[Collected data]
== == ==

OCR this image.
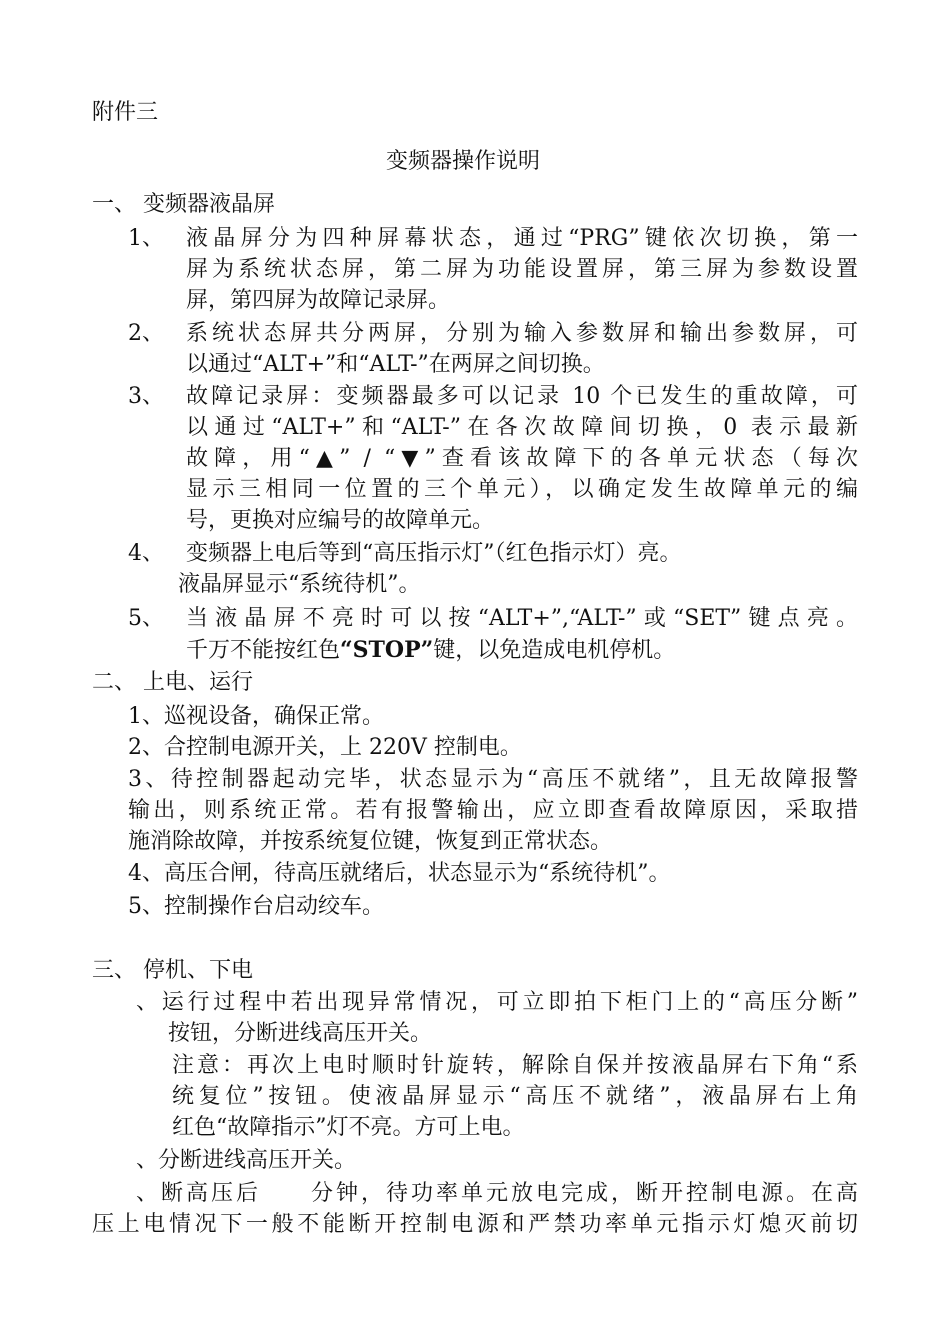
附件三
变频器操作说明
一、 变频器液晶屏
1、 液晶屏分为四种屏幕状态，通过“PRG”键依次切换，第一
屏为系统状态屏，第二屏为功能设置屏，第三屏为参数设置
屏，第四屏为故障记录屏。
2、 系统状态屏共分两屏，分别为输入参数屏和输出参数屏，可
以通过“ALT+”和“ALT-”在两屏之间切换。
3、 故障记录屏：变频器最多可以记录 10 个已发生的重故障，可
以通过“ALT+”和“ALT-”在各次故障间切换，0 表示最新
故障，用“▲” / “▼”查看该故障下的各单元状态（每次
显示三相同一位置的三个单元），以确定发生故障单元的编
号，更换对应编号的故障单元。
4、 变频器上电后等到“高压指示灯”（红色指示灯）亮。
液晶屏显示“系统待机”。
5、 当液晶屏不亮时可以按“ALT+”,“ALT-”或“SET”键点亮。
千万不能按红色“STOP”键，以免造成电机停机。
二、 上电、运行
1、巡视设备，确保正常。
2、合控制电源开关，上 220V 控制电。
3、待控制器起动完毕，状态显示为“高压不就绪”，且无故障报警
输出，则系统正常。若有报警输出，应立即查看故障原因，采取措
施消除故障，并按系统复位键，恢复到正常状态。
4、高压合闸，待高压就绪后，状态显示为“系统待机”。
5、控制操作台启动绞车。
三、 停机、下电
、运行过程中若出现异常情况，可立即拍下柜门上的“高压分断”
按钮，分断进线高压开关。
注意：再次上电时顺时针旋转，解除自保并按液晶屏右下角“系
统复位”按钮。使液晶屏显示“高压不就绪”，液晶屏右上角
红色“故障指示”灯不亮。方可上电。
、分断进线高压开关。
、断高压后　　分钟，待功率单元放电完成，断开控制电源。在高
压上电情况下一般不能断开控制电源和严禁功率单元指示灯熄灭前切
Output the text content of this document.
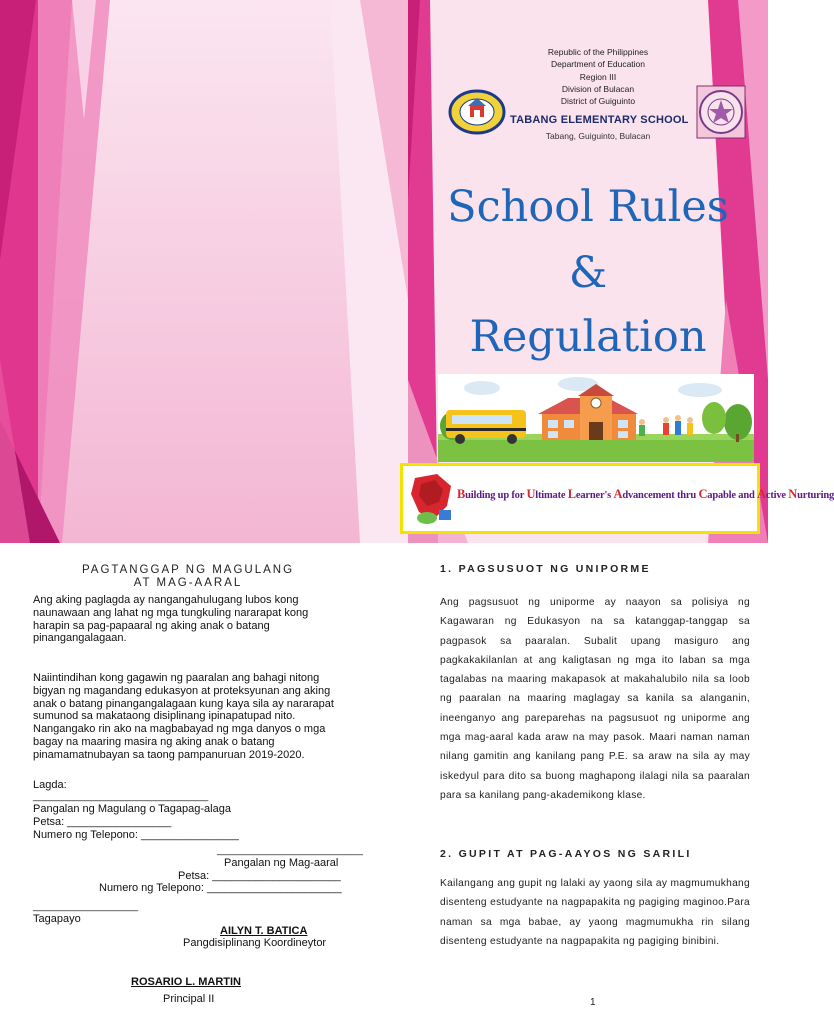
Republic of the Philippines
Department of Education
Region III
Division of Bulacan
District of Guiguinto
TABANG ELEMENTARY SCHOOL
Tabang, Guiguinto, Bulacan
School Rules
&
Regulation
Building up for Ultimate Learner's Advancement thru Capable and Active Nurturing
PAGTANGGAP NG MAGULANG
AT MAG-AARAL
Ang aking paglagda ay nangangahulugang lubos kong naunawaan ang lahat ng mga tungkuling nararapat kong harapin sa pag-papaaral ng aking anak o batang pinangangalagaan.
Naiintindihan kong gagawin ng paaralan ang bahagi nitong bigyan ng magandang edukasyon at proteksyunan ang aking anak o batang pinangangalagaan kung kaya sila ay nararapat sumunod sa makataong disiplinang ipinapatupad nito. Nangangako rin ako na magbabayad ng mga danyos o mga bagay na maaring masira ng aking anak o batang pinamamatnubayan sa taong pampanuruan 2019-2020.
Lagda:
______________________________
Pangalan ng Magulang o Tagapag-alaga
Petsa: _________________
Numero ng Telepono: ________________
_________________________
Pangalan ng Mag-aaral
Petsa: _____________________
Numero ng Telepono: ______________________
__________________
Tagapayo
AILYN T. BATICA
Pangdisiplinang Koordineytor
ROSARIO L. MARTIN
Principal II
1. PAGSUSUOT NG UNIPORME
Ang pagsusuot ng uniporme ay naayon sa polisiya ng Kagawaran ng Edukasyon na sa katanggap-tanggap sa pagpasok sa paaralan. Subalit upang masiguro ang pagkakakilanlan at ang kaligtasan ng mga ito laban sa mga tagalabas na maaring makapasok at makahalubilo nila sa loob ng paaralan na maaring maglagay sa kanila sa alanganin, ineenganyo ang pareparehas na pagsusuot ng uniporme ang mga mag-aaral kada araw na may pasok. Maari naman naman nilang gamitin ang kanilang pang P.E. sa araw na sila ay may iskedyul para dito sa buong maghapong ilalagi nila sa paaralan para sa kanilang pang-akademikong klase.
2. GUPIT AT PAG-AAYOS NG SARILI
Kailangang ang gupit ng lalaki ay yaong sila ay magmumukhang disenteng estudyante na nagpapakita ng pagiging maginoo.Para naman sa mga babae, ay yaong magmumukha rin silang disenteng estudyante na nagpapakita ng pagiging binibini.
1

== == ==

### PROBLEM STATEMENT
Quote the data above in full, leaving out the pictures it holds.

### EXERCISE RESULT
OCR this image.
附件三
变频器操作说明
一、 变频器液晶屏
1、 液晶屏分为四种屏幕状态，通过“PRG”键依次切换，第一
屏为系统状态屏，第二屏为功能设置屏，第三屏为参数设置
屏，第四屏为故障记录屏。
2、 系统状态屏共分两屏，分别为输入参数屏和输出参数屏，可
以通过“ALT+”和“ALT-”在两屏之间切换。
3、 故障记录屏：变频器最多可以记录 10 个已发生的重故障，可
以通过“ALT+”和“ALT-”在各次故障间切换，0 表示最新
故障，用“▲” / “▼”查看该故障下的各单元状态（每次
显示三相同一位置的三个单元），以确定发生故障单元的编
号，更换对应编号的故障单元。
4、 变频器上电后等到“高压指示灯”（红色指示灯）亮。
液晶屏显示“系统待机”。
5、 当液晶屏不亮时可以按“ALT+”,“ALT-”或“SET”键点亮。
千万不能按红色“STOP”键，以免造成电机停机。
二、 上电、运行
1、巡视设备，确保正常。
2、合控制电源开关，上 220V 控制电。
3、待控制器起动完毕，状态显示为“高压不就绪”，且无故障报警
输出，则系统正常。若有报警输出，应立即查看故障原因，采取措
施消除故障，并按系统复位键，恢复到正常状态。
4、高压合闸，待高压就绪后，状态显示为“系统待机”。
5、控制操作台启动绞车。
三、 停机、下电
、运行过程中若出现异常情况，可立即拍下柜门上的“高压分断”
按钮，分断进线高压开关。
注意：再次上电时顺时针旋转，解除自保并按液晶屏右下角“系
统复位”按钮。使液晶屏显示“高压不就绪”，液晶屏右上角
红色“故障指示”灯不亮。方可上电。
、分断进线高压开关。
、断高压后　　分钟，待功率单元放电完成，断开控制电源。在高
压上电情况下一般不能断开控制电源和严禁功率单元指示灯熄灭前切
Output the text content of this document.
Republic of the Philippines
Department of Education
Region III
Division of Bulacan
District of Guiguinto
TABANG ELEMENTARY SCHOOL
Tabang, Guiguinto, Bulacan
School Rules
&
Regulation
Building up for Ultimate Learner's Advancement thru Capable and Active Nurturing
PAGTANGGAP NG MAGULANG
AT MAG-AARAL
Ang aking paglagda ay nangangahulugang lubos kong naunawaan ang lahat ng mga tungkuling nararapat kong harapin sa pag-papaaral ng aking anak o batang pinangangalagaan.
Naiintindihan kong gagawin ng paaralan ang bahagi nitong bigyan ng magandang edukasyon at proteksyunan ang aking anak o batang pinangangalagaan kung kaya sila ay nararapat sumunod sa makataong disiplinang ipinapatupad nito. Nangangako rin ako na magbabayad ng mga danyos o mga bagay na maaring masira ng aking anak o batang pinamamatnubayan sa taong pampanuruan 2019-2020.
Lagda:
______________________________
Pangalan ng Magulang o Tagapag-alaga
Petsa: _________________
Numero ng Telepono: ________________
_________________________
Pangalan ng Mag-aaral
Petsa: _____________________
Numero ng Telepono: ______________________
__________________
Tagapayo
AILYN T. BATICA
Pangdisiplinang Koordineytor
ROSARIO L. MARTIN
Principal II
1. PAGSUSUOT NG UNIPORME
Ang pagsusuot ng uniporme ay naayon sa polisiya ng Kagawaran ng Edukasyon na sa katanggap-tanggap sa pagpasok sa paaralan. Subalit upang masiguro ang pagkakakilanlan at ang kaligtasan ng mga ito laban sa mga tagalabas na maaring makapasok at makahalubilo nila sa loob ng paaralan na maaring maglagay sa kanila sa alanganin, ineenganyo ang pareparehas na pagsusuot ng uniporme ang mga mag-aaral kada araw na may pasok. Maari naman naman nilang gamitin ang kanilang pang P.E. sa araw na sila ay may iskedyul para dito sa buong maghapong ilalagi nila sa paaralan para sa kanilang pang-akademikong klase.
2. GUPIT AT PAG-AAYOS NG SARILI
Kailangang ang gupit ng lalaki ay yaong sila ay magmumukhang disenteng estudyante na nagpapakita ng pagiging maginoo.Para naman sa mga babae, ay yaong magmumukha rin silang disenteng estudyante na nagpapakita ng pagiging binibini.
1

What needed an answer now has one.